Exercise brief: Answer with nothing but the number of lines that include the word "pump".

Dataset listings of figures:
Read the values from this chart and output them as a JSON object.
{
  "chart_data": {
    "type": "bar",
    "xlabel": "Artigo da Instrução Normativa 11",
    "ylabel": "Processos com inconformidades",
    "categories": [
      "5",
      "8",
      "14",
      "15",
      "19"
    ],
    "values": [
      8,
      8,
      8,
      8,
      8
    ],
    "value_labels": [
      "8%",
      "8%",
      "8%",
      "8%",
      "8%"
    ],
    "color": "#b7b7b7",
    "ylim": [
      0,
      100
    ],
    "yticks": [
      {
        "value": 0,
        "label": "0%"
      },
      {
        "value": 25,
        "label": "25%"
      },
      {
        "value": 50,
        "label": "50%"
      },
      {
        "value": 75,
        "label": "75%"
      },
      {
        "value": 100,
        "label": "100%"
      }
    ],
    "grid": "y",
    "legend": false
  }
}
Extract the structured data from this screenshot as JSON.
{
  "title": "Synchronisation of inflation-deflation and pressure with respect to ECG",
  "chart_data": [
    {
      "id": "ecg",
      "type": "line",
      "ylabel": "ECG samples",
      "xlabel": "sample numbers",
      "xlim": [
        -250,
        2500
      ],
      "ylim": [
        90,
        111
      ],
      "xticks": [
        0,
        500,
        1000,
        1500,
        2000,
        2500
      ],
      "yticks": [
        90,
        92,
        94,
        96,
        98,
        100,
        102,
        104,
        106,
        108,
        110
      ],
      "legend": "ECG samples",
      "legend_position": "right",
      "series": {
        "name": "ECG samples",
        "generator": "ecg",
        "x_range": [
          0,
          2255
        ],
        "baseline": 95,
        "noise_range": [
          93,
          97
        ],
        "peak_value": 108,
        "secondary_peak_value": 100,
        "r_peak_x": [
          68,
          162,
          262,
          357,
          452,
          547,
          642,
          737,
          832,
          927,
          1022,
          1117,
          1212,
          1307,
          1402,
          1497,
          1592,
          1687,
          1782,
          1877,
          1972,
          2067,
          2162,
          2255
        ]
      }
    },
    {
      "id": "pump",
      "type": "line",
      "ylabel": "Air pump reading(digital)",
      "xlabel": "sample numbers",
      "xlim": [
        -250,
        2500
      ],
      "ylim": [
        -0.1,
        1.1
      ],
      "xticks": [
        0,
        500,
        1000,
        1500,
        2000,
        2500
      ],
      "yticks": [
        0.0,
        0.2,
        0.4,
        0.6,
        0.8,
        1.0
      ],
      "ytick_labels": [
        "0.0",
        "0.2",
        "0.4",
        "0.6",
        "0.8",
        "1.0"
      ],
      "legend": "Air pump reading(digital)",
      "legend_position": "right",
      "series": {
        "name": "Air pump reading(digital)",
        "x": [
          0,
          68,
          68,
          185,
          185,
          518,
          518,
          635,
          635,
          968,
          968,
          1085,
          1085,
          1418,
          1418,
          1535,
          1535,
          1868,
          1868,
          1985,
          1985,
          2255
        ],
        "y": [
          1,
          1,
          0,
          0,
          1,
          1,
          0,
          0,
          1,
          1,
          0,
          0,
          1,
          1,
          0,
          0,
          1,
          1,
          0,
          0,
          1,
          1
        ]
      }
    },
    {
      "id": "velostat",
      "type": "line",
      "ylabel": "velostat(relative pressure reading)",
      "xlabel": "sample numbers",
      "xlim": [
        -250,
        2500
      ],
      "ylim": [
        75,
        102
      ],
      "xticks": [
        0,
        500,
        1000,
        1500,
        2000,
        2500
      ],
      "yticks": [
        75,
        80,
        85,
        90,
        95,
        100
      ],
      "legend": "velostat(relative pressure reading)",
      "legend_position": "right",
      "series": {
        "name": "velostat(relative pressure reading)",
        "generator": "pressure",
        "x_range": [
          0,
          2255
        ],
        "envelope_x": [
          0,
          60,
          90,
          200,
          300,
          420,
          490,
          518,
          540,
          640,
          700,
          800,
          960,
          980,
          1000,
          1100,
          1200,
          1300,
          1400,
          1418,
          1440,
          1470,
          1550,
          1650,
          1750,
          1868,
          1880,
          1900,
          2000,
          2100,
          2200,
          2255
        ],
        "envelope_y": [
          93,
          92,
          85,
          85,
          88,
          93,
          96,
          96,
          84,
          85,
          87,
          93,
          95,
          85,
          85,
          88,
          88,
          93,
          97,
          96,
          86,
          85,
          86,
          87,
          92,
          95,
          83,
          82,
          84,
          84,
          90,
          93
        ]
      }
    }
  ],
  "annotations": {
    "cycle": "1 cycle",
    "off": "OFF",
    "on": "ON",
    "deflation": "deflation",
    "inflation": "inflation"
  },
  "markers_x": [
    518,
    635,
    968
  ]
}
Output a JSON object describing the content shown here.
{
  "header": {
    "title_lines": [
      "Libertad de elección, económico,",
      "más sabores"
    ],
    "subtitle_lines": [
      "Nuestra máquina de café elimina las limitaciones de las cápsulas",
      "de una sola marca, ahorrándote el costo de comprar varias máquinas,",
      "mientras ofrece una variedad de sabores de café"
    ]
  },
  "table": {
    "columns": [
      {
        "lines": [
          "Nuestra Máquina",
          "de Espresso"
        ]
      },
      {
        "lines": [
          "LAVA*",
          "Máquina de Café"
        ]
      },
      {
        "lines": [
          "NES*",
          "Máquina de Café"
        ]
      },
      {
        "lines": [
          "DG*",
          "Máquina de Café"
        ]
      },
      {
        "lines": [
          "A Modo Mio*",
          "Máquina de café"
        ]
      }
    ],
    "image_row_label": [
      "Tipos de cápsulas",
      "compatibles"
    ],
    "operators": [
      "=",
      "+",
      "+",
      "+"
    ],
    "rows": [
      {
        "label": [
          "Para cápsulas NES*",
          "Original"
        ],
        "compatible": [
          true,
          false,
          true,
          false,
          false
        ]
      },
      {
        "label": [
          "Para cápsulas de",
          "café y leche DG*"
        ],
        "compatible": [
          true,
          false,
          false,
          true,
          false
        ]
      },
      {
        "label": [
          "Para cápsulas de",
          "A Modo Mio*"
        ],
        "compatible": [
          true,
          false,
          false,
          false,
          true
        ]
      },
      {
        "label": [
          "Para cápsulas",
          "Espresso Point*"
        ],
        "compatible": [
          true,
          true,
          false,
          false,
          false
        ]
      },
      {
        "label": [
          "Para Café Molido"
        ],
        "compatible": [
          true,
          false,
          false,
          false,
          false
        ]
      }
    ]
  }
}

The output: 4